§ **What you are asked to do**: Any pictures in the records below should be skipped; write out everything else exactly.

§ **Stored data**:

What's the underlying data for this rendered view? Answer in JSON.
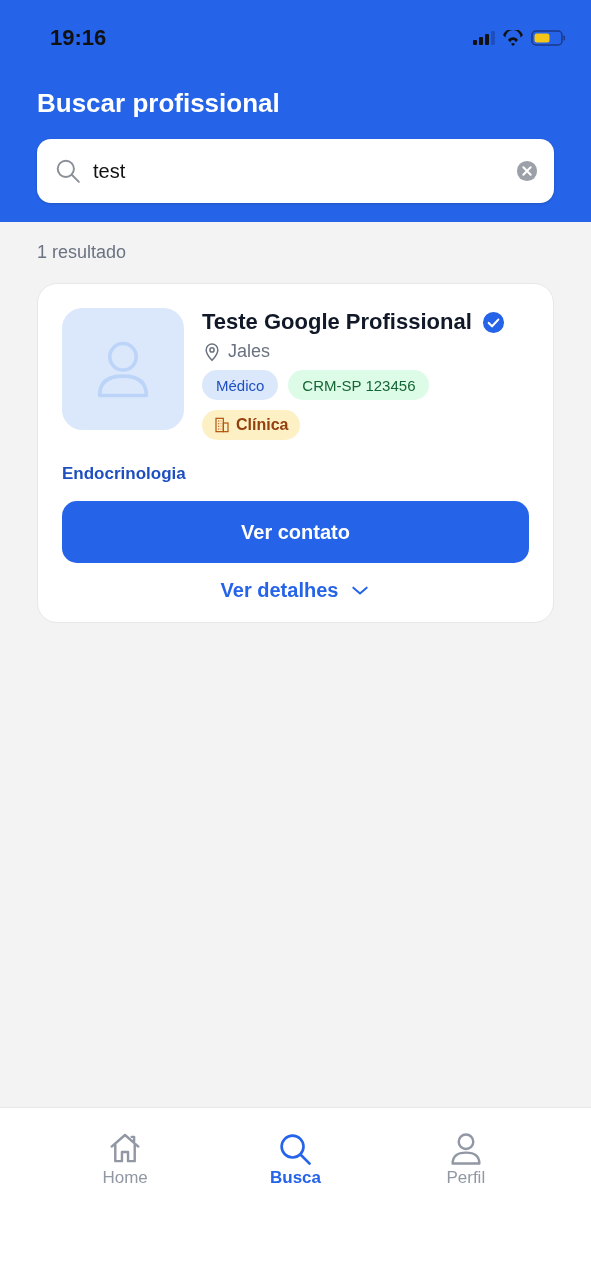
{
  "status_bar": {
    "time": "19:16"
  },
  "header": {
    "title": "Buscar profissional"
  },
  "search": {
    "value": "test"
  },
  "results_count": "1 resultado",
  "results": [
    {
      "name": "Teste Google Profissional",
      "verified": true,
      "location": "Jales",
      "tags": [
        {
          "kind": "role",
          "label": "Médico"
        },
        {
          "kind": "license",
          "label": "CRM-SP 123456"
        },
        {
          "kind": "clinic",
          "label": "Clínica"
        }
      ],
      "specialty": "Endocrinologia",
      "contact_button": "Ver contato",
      "details_link": "Ver detalhes",
      "expanded": false
    }
  ],
  "tab_bar": [
    {
      "kind": "home",
      "label": "Home",
      "selected": false
    },
    {
      "kind": "search",
      "label": "Busca",
      "selected": true
    },
    {
      "kind": "profile",
      "label": "Perfil",
      "selected": false
    }
  ]
}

§ **Result of this task**:
What's the underlying data for this rendered view? Answer in JSON.
{
  "status_bar": {
    "time": "19:16"
  },
  "header": {
    "title": "Buscar profissional"
  },
  "search": {
    "value": "test"
  },
  "results_count": "1 resultado",
  "results": [
    {
      "name": "Teste Google Profissional",
      "verified": true,
      "location": "Jales",
      "tags": [
        {
          "kind": "role",
          "label": "Médico"
        },
        {
          "kind": "license",
          "label": "CRM-SP 123456"
        },
        {
          "kind": "clinic",
          "label": "Clínica"
        }
      ],
      "specialty": "Endocrinologia",
      "contact_button": "Ver contato",
      "details_link": "Ver detalhes",
      "expanded": false
    }
  ],
  "tab_bar": [
    {
      "kind": "home",
      "label": "Home",
      "selected": false
    },
    {
      "kind": "search",
      "label": "Busca",
      "selected": true
    },
    {
      "kind": "profile",
      "label": "Perfil",
      "selected": false
    }
  ]
}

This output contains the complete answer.